Every record must be transcribed in its entirety, apart from the images, which are to be omitted.

**Supplied records**
━━━
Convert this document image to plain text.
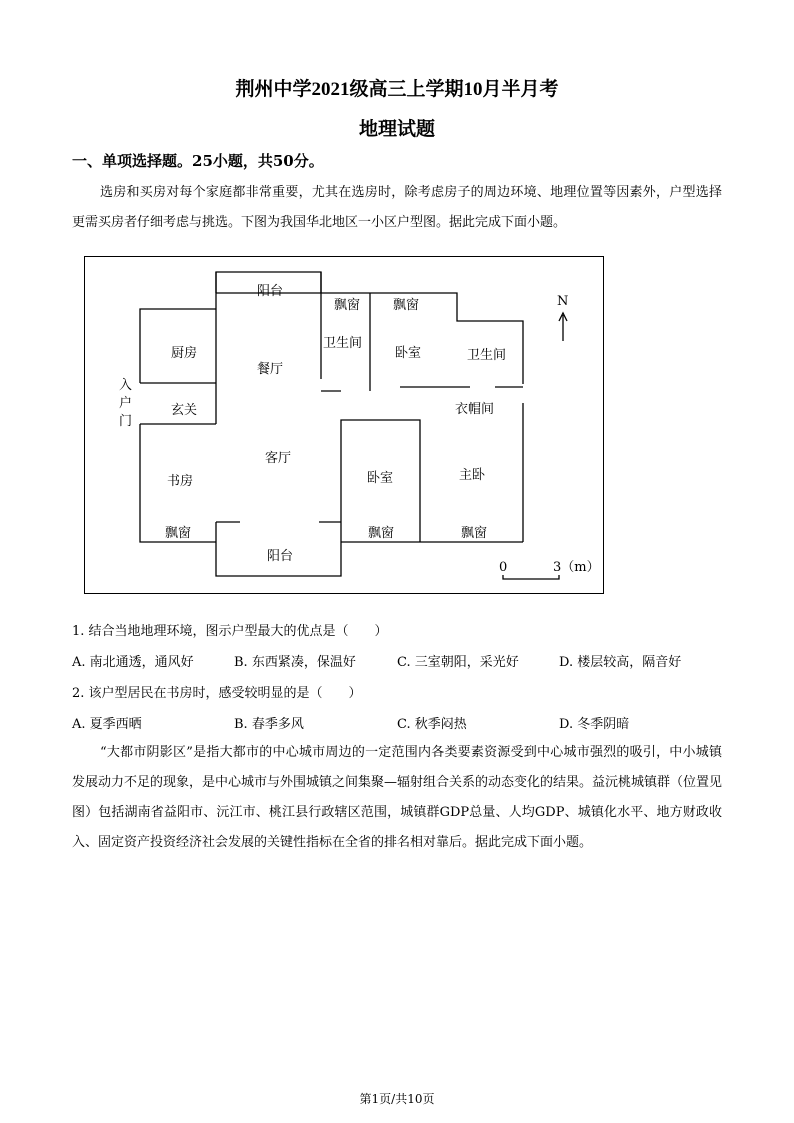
荆州中学2021级高三上学期10月半月考
地理试题
一、单项选择题。25小题，共50分。
选房和买房对每个家庭都非常重要，尤其在选房时，除考虑房子的周边环境、地理位置等因素外，户型选择更需买房者仔细考虑与挑选。下图为我国华北地区一小区户型图。据此完成下面小题。
阳台
飘窗	飘窗
厨房
餐厅
卫生间
卧室	卫生间
入 户 门
玄关	衣帽间
客厅
书房	卧室	主卧
飘窗	飘窗	飘窗
阳台
N
0	3（m）
1. 结合当地地理环境，图示户型最大的优点是（　　）
A. 南北通透，通风好	B. 东西紧凑，保温好	C. 三室朝阳，采光好	D. 楼层较高，隔音好
2. 该户型居民在书房时，感受较明显的是（　　）
A. 夏季西晒	B. 春季多风	C. 秋季闷热	D. 冬季阴暗
“大都市阴影区”是指大都市的中心城市周边的一定范围内各类要素资源受到中心城市强烈的吸引，中小城镇发展动力不足的现象，是中心城市与外围城镇之间集聚—辐射组合关系的动态变化的结果。益沅桃城镇群（位置见图）包括湖南省益阳市、沅江市、桃江县行政辖区范围，城镇群GDP总量、人均GDP、城镇化水平、地方财政收入、固定资产投资经济社会发展的关键性指标在全省的排名相对靠后。据此完成下面小题。
第1页/共10页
━━━
**Task response**
Convert this document image to plain text.
荆州中学2021级高三上学期10月半月考
地理试题
一、单项选择题。25小题，共50分。
选房和买房对每个家庭都非常重要，尤其在选房时，除考虑房子的周边环境、地理位置等因素外，户型选择更需买房者仔细考虑与挑选。下图为我国华北地区一小区户型图。据此完成下面小题。
阳台
飘窗	飘窗
厨房
餐厅
卫生间
卧室	卫生间
入 户 门
玄关	衣帽间
客厅
书房	卧室	主卧
飘窗	飘窗	飘窗
阳台
N
0	3（m）
1. 结合当地地理环境，图示户型最大的优点是（　　）
A. 南北通透，通风好	B. 东西紧凑，保温好	C. 三室朝阳，采光好	D. 楼层较高，隔音好
2. 该户型居民在书房时，感受较明显的是（　　）
A. 夏季西晒	B. 春季多风	C. 秋季闷热	D. 冬季阴暗
“大都市阴影区”是指大都市的中心城市周边的一定范围内各类要素资源受到中心城市强烈的吸引，中小城镇发展动力不足的现象，是中心城市与外围城镇之间集聚—辐射组合关系的动态变化的结果。益沅桃城镇群（位置见图）包括湖南省益阳市、沅江市、桃江县行政辖区范围，城镇群GDP总量、人均GDP、城镇化水平、地方财政收入、固定资产投资经济社会发展的关键性指标在全省的排名相对靠后。据此完成下面小题。
第1页/共10页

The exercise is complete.